• [Written problem]:
Can you pull every line from the entries below and reproduce each one verbatim, character for character?

• [Available records]:

========================

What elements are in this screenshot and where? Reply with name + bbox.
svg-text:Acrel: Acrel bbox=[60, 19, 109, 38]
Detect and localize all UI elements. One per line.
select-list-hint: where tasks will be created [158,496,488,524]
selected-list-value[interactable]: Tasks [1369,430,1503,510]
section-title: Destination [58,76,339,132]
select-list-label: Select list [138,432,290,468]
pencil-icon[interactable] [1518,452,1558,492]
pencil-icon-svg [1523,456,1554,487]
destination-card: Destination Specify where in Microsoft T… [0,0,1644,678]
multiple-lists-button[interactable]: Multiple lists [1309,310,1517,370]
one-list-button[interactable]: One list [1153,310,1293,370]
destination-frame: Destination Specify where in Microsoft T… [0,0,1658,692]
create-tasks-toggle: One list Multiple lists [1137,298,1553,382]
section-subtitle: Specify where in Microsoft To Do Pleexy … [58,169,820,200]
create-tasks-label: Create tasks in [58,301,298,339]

========================

• [The answer]:
What elements are in this screenshot and where? Reply with name + bbox.
svg-text:Acrel: Acrel bbox=[60, 19, 109, 38]
Detect and localize all UI elements. One per line.
select-list-hint: where tasks will be created [158,496,488,524]
selected-list-value[interactable]: Tasks [1369,430,1503,510]
section-title: Destination [58,76,339,132]
select-list-label: Select list [138,432,290,468]
pencil-icon[interactable] [1518,452,1558,492]
pencil-icon-svg [1523,456,1554,487]
destination-card: Destination Specify where in Microsoft T… [0,0,1644,678]
multiple-lists-button[interactable]: Multiple lists [1309,310,1517,370]
one-list-button[interactable]: One list [1153,310,1293,370]
destination-frame: Destination Specify where in Microsoft T… [0,0,1658,692]
create-tasks-toggle: One list Multiple lists [1137,298,1553,382]
section-subtitle: Specify where in Microsoft To Do Pleexy … [58,169,820,200]
create-tasks-label: Create tasks in [58,301,298,339]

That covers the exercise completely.